● **Written instruction**
Search the records for "type". Copy every line where it appears.

--- START ---

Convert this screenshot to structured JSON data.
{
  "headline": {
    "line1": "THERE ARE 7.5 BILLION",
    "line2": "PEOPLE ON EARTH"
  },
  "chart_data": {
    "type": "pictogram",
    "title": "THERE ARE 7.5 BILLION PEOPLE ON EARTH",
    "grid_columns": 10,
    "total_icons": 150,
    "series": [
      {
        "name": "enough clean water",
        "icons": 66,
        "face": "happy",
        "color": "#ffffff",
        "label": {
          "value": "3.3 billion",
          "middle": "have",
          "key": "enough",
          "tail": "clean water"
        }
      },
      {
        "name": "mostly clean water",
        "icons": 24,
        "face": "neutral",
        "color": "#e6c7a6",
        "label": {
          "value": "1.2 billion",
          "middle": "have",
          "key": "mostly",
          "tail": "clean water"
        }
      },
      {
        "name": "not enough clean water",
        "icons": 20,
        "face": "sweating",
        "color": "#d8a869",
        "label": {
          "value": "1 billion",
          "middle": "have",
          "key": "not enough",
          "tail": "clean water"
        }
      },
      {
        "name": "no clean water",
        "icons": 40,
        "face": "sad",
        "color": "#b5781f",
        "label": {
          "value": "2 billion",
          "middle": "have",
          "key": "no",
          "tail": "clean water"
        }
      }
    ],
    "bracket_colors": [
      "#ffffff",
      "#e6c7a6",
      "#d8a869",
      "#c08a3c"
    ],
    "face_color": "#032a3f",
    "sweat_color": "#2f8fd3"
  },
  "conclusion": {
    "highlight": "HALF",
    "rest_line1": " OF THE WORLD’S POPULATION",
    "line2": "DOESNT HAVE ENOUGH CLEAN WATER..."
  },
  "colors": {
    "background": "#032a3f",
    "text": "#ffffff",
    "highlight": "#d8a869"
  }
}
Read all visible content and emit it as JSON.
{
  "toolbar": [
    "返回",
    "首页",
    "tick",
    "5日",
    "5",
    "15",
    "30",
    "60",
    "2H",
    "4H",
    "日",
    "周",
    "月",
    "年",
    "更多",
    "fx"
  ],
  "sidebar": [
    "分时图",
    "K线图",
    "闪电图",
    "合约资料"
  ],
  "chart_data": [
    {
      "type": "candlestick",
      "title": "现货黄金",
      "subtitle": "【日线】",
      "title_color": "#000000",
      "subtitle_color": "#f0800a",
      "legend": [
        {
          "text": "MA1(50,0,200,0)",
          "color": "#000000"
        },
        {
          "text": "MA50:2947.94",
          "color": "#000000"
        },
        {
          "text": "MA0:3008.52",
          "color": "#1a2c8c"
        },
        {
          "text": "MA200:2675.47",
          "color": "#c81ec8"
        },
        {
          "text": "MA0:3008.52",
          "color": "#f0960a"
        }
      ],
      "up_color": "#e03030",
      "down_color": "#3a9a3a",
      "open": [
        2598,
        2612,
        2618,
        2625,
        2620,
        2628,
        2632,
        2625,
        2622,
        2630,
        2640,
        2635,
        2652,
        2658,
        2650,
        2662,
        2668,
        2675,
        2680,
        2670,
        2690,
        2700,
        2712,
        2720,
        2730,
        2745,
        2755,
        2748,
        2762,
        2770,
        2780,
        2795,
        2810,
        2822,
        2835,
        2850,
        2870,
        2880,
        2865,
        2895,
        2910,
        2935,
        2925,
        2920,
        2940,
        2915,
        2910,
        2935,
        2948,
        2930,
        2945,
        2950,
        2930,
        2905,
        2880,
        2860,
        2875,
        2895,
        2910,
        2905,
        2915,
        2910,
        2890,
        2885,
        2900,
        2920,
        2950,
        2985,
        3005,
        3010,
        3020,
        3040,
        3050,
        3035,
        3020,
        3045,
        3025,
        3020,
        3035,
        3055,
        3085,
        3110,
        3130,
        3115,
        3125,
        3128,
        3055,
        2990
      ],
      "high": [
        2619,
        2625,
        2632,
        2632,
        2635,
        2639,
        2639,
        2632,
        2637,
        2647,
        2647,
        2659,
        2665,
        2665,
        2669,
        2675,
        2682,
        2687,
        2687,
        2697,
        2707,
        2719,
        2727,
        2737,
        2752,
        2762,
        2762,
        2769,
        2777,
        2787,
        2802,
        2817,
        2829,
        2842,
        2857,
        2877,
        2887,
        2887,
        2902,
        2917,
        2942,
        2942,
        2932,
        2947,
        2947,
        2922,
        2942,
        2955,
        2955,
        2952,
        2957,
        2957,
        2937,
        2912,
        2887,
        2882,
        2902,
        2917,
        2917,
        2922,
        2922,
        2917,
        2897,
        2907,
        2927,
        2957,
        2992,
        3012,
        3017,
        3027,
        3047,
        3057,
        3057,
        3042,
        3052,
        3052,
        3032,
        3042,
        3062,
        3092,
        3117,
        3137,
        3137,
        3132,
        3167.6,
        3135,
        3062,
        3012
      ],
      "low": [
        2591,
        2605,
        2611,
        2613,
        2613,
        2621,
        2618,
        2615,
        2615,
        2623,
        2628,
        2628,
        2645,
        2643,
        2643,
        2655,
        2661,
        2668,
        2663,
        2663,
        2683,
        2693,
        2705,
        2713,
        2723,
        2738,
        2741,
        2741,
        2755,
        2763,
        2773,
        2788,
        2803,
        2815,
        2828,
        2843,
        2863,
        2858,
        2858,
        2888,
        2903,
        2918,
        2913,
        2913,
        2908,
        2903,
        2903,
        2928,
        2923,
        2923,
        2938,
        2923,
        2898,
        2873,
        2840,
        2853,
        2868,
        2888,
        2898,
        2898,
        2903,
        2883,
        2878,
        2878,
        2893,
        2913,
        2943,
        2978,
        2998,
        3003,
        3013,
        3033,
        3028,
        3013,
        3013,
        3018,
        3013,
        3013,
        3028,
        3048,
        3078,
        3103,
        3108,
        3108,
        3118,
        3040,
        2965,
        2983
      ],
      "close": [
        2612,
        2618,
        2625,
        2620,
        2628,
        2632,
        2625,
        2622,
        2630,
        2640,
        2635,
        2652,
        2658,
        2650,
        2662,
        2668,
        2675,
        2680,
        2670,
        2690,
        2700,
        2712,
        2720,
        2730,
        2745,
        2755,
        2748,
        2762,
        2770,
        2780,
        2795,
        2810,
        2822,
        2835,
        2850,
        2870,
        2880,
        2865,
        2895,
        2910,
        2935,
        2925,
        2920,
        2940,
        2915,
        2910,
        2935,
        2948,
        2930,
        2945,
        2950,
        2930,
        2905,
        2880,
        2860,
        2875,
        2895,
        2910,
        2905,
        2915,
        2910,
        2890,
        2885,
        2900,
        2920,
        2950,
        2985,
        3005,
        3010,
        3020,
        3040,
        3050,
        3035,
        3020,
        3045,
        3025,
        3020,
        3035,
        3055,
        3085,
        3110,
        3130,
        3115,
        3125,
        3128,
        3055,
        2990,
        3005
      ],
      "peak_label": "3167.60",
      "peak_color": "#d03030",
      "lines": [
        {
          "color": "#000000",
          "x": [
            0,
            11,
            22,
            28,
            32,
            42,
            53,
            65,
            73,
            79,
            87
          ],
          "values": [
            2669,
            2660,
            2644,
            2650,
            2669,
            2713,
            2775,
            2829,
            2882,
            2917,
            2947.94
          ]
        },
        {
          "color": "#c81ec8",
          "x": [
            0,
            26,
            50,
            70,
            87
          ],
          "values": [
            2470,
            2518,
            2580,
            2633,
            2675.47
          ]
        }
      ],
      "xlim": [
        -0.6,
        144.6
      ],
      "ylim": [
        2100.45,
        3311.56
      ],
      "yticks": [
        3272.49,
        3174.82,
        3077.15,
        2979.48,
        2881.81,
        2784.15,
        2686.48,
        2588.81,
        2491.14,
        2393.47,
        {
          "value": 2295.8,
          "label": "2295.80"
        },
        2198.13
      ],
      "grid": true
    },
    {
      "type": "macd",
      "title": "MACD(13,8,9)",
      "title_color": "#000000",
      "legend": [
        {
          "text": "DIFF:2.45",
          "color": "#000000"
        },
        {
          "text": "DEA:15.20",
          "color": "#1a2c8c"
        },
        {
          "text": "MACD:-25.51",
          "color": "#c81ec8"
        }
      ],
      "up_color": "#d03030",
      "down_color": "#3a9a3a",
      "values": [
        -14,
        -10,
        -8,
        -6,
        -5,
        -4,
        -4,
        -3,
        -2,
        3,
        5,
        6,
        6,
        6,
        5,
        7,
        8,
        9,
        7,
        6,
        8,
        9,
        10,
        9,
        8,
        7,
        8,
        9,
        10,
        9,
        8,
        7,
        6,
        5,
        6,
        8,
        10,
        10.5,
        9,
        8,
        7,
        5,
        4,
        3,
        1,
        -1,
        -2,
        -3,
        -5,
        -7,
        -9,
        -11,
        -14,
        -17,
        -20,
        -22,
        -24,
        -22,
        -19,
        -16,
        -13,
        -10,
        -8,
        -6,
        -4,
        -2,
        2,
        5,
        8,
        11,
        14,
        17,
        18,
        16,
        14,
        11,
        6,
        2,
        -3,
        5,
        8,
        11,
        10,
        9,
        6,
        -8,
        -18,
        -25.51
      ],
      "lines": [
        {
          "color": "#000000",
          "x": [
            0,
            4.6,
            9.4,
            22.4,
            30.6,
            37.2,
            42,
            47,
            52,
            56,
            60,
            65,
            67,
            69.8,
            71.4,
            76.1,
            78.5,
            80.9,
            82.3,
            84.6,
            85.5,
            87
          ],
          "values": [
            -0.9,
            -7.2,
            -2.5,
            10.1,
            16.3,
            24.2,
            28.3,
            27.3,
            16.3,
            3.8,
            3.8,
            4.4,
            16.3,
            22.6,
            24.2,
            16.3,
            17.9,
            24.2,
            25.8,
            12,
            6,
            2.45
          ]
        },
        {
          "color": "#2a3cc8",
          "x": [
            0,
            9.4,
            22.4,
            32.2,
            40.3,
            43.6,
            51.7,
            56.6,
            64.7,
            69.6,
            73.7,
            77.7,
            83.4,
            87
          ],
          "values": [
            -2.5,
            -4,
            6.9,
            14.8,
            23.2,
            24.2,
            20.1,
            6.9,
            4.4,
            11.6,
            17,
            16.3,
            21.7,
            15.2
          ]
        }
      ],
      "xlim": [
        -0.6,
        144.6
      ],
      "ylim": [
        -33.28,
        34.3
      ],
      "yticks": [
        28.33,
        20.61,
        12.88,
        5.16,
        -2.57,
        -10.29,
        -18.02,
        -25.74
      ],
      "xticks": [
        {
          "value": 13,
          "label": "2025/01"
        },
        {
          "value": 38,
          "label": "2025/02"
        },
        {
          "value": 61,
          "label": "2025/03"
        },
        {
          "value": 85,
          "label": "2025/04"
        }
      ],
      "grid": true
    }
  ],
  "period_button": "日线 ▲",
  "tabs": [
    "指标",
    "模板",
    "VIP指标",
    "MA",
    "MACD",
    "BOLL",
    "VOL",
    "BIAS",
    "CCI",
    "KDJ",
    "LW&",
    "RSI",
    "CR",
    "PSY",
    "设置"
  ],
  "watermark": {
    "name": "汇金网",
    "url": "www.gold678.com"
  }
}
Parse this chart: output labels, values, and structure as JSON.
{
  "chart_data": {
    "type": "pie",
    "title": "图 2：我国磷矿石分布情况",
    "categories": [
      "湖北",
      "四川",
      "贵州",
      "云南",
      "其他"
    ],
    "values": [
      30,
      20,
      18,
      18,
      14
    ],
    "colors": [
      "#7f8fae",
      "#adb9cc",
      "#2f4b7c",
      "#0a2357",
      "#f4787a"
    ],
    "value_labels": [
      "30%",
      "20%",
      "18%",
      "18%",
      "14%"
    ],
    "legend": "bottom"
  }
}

--- END ---

● **Solution for this exercise**
    "type": "pictogram",
      "type": "candlestick",
      "type": "macd",
    "type": "pie",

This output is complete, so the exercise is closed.